▸ EXERCISE TASK
Locate the string "into" in the records below. Copy every line where it occurs.

[Stored data]

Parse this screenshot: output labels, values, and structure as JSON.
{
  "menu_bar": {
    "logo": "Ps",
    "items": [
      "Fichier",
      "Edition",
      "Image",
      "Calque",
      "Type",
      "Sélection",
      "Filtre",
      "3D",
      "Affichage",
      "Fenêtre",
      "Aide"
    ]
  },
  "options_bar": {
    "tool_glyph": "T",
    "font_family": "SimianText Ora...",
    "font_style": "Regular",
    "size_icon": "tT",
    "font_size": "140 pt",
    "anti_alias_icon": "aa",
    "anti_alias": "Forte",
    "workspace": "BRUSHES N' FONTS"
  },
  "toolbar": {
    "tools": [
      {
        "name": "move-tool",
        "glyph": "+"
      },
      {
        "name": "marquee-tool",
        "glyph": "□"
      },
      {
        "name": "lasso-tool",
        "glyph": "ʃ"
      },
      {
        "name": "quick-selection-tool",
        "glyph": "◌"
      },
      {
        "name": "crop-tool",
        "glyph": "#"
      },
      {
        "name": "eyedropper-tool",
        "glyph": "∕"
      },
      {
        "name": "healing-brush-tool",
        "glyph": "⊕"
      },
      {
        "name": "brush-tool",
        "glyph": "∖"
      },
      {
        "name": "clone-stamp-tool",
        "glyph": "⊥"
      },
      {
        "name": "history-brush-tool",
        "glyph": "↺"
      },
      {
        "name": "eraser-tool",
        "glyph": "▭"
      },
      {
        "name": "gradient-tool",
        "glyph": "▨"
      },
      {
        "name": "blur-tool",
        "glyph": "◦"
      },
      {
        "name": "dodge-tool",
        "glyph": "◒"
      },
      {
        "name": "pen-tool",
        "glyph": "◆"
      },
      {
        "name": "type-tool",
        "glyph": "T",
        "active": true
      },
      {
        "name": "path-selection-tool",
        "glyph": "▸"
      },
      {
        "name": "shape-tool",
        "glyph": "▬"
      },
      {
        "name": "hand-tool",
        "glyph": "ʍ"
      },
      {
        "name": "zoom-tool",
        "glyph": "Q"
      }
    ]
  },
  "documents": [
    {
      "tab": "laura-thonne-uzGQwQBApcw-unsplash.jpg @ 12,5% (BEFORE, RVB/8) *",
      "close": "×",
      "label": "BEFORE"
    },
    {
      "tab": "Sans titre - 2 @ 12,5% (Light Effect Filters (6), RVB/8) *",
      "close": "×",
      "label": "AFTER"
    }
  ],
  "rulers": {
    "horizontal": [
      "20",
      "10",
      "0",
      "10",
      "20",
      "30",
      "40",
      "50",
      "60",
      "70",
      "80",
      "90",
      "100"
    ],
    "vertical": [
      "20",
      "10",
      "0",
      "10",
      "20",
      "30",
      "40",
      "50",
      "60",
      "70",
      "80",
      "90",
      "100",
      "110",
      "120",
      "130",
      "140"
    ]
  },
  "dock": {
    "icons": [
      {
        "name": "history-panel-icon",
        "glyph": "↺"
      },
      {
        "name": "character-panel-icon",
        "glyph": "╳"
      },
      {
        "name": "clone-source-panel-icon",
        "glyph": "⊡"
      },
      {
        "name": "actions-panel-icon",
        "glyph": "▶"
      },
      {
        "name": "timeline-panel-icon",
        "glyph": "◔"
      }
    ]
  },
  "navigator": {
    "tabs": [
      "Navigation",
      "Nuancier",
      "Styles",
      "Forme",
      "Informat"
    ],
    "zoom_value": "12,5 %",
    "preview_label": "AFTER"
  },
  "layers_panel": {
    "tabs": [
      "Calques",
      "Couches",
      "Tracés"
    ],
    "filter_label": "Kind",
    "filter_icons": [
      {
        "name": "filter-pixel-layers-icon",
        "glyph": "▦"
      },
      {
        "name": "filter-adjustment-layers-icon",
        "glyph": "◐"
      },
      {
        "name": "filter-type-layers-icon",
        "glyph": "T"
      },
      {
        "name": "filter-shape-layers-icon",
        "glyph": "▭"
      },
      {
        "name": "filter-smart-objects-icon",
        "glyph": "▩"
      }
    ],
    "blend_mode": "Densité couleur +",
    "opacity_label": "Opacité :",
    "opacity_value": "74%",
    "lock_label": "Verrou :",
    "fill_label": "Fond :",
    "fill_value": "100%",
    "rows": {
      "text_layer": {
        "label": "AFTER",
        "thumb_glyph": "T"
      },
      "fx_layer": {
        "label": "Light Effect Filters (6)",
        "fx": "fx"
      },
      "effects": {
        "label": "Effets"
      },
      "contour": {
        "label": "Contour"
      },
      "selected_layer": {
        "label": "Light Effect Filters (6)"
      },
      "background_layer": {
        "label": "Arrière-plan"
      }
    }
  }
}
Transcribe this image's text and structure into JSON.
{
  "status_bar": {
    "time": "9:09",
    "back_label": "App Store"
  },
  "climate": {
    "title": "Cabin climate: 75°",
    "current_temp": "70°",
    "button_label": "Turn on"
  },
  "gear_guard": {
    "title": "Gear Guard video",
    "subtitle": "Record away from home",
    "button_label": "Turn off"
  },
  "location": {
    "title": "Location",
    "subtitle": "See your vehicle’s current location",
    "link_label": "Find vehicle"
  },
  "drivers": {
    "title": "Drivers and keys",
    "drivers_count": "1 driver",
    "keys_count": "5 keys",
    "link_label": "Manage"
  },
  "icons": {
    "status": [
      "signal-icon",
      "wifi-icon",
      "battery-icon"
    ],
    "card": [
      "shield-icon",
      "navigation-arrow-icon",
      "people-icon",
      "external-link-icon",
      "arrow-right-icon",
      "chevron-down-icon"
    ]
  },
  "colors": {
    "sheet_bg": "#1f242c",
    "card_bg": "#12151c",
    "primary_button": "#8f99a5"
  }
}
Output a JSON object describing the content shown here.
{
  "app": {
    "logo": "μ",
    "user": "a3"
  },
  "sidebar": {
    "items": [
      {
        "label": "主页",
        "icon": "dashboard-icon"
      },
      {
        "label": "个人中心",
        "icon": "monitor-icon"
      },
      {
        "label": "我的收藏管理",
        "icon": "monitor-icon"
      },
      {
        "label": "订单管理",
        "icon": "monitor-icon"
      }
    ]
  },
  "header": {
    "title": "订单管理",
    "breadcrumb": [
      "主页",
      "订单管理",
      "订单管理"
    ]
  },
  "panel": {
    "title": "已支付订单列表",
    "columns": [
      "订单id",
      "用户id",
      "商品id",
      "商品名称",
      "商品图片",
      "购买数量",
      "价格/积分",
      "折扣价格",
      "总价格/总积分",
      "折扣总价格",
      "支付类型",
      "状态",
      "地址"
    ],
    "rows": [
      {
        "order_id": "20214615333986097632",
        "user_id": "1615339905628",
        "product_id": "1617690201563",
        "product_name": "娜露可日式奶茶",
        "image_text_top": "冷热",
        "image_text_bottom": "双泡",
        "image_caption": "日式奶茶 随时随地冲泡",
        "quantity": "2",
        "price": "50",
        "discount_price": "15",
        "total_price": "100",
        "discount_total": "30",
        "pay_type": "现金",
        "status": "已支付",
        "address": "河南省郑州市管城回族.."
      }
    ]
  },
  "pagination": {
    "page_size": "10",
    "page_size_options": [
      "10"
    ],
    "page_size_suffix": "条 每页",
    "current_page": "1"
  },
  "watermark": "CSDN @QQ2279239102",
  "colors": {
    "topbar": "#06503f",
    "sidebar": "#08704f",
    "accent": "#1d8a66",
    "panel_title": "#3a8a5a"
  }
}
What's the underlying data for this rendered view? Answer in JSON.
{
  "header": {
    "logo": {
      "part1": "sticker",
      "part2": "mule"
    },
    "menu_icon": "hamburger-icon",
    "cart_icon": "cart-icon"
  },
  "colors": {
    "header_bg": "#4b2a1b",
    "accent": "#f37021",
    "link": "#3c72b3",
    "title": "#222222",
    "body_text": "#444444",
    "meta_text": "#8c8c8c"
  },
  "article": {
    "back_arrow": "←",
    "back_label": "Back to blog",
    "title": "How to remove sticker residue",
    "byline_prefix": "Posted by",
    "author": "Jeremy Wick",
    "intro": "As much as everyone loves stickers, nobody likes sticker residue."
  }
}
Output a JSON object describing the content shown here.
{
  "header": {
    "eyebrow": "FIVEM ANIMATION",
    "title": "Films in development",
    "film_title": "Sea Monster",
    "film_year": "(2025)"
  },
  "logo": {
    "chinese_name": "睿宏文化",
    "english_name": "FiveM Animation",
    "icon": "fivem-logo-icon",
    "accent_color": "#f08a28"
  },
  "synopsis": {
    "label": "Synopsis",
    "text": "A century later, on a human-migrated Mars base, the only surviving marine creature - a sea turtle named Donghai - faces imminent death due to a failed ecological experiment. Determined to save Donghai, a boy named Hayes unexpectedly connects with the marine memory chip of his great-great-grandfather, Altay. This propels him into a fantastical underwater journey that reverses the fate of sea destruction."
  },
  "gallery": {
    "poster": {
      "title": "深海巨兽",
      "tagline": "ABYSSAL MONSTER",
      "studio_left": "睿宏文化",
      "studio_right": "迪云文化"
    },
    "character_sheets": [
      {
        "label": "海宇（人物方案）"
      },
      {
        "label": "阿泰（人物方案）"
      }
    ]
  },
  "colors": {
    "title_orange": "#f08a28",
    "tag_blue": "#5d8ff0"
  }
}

▸ REPLY
Transcribe this image's text and structure into JSON.
    "text": "A century later, on a human-migrated Mars base, the only surviving marine creature - a sea turtle named Donghai - faces imminent death due to a failed ecological experiment. Determined to save Donghai, a boy named Hayes unexpectedly connects with the marine memory chip of his great-great-grandfather, Altay. This propels him into a fantastical underwater journey that reverses the fate of sea destruction."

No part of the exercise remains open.